Source document Block Start
We applied the same statistical test to compare VERs (first flash) amplitudes to those of the AERs (N = 6). Some of these subjects were different from those included in the previous comparison of VERs (first and second flash). Results for both raw and normalized amplitudes proved non-significant, yielding a median difference of 0.98 fT for raw amplitudes (P = 0.9) and 3.66% for normalized amplitudes (P = 0.7).

In 41% (in 8 out of 18 datasets) of the fetal recordings showing no evident response to the first flash, ERs were determined to the 2nd and/or 3rd flash.

Additionally, we categorized fetuses depending on their responses to one or both modalities. Fetuses showing detectable VERs to the first flash but no detectable AERs to the tone were considered unimodal; whereas those showing detectable responses to both types of stimuli were considered bimodal. There was a significant correlation between these categories and the GA (p < 0.05; Spearman Rank Correlation), meaning that older fetuses showed more bimodal responses than younger ones.

3.1.2.2. Latency analysis

Fetal VERs to the first flash occurred at an average latency of 414 ms (118–582, SD 138) after the stimulus onset. Comparison of the latencies of the first two flashes (6 datasets) yielded a median difference of 0.02 ms that was not statistically significant (P = 0.1). However, latencies of the tone were significantly shorter than the latencies of the first flash (median difference = 0.27 ms; P = 0.02).
Source document Block End
Data provided Block Start
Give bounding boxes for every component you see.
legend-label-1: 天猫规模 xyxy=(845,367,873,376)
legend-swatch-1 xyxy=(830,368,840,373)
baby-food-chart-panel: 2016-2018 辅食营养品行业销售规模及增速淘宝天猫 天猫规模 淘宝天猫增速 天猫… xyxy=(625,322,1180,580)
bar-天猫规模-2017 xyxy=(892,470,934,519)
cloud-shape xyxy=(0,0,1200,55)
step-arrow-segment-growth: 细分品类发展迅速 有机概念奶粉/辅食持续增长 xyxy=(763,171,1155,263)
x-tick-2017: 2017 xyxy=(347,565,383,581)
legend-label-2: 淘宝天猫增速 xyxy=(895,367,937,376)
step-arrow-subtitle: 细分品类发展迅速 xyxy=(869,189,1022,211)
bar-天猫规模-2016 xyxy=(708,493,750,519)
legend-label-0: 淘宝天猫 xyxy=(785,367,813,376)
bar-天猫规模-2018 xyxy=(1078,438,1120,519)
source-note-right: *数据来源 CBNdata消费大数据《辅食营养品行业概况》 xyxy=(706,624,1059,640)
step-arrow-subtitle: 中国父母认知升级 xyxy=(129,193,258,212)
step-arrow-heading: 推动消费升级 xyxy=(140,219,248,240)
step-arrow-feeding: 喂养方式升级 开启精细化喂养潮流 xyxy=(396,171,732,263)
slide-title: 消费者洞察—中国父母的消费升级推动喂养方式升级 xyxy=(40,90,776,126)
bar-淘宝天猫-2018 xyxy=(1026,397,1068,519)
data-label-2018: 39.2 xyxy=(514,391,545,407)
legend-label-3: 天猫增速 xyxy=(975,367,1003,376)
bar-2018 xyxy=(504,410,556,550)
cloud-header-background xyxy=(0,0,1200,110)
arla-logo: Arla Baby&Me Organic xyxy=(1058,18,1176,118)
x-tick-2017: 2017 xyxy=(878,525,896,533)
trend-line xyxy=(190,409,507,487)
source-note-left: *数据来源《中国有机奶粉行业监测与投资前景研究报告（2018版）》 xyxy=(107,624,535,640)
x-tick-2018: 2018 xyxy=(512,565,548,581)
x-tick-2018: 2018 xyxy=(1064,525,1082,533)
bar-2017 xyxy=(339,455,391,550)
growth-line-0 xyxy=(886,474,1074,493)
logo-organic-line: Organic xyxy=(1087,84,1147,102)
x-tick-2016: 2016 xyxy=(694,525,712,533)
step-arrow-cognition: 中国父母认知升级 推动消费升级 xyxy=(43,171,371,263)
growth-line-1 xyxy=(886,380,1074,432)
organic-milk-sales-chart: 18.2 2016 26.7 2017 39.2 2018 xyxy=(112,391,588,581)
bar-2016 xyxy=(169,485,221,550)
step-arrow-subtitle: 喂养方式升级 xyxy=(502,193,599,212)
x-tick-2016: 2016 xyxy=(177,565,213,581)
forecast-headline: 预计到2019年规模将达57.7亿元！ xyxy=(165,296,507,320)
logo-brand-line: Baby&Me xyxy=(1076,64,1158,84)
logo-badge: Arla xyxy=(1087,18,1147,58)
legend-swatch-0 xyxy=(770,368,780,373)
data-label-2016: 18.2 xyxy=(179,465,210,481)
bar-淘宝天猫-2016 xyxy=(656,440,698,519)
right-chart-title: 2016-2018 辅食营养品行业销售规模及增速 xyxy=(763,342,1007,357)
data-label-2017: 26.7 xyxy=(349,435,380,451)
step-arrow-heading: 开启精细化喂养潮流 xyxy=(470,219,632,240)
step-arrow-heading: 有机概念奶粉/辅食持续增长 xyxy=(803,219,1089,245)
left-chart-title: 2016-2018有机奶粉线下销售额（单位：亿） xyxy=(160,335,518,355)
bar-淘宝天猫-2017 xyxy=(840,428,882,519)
Data provided Block End
### What the exercise asks:
In the fetal response passage, at what average latency after stimulus onset did VERs to the first flash occur? The items aren't needed for this.

### Expected answer:
414 ms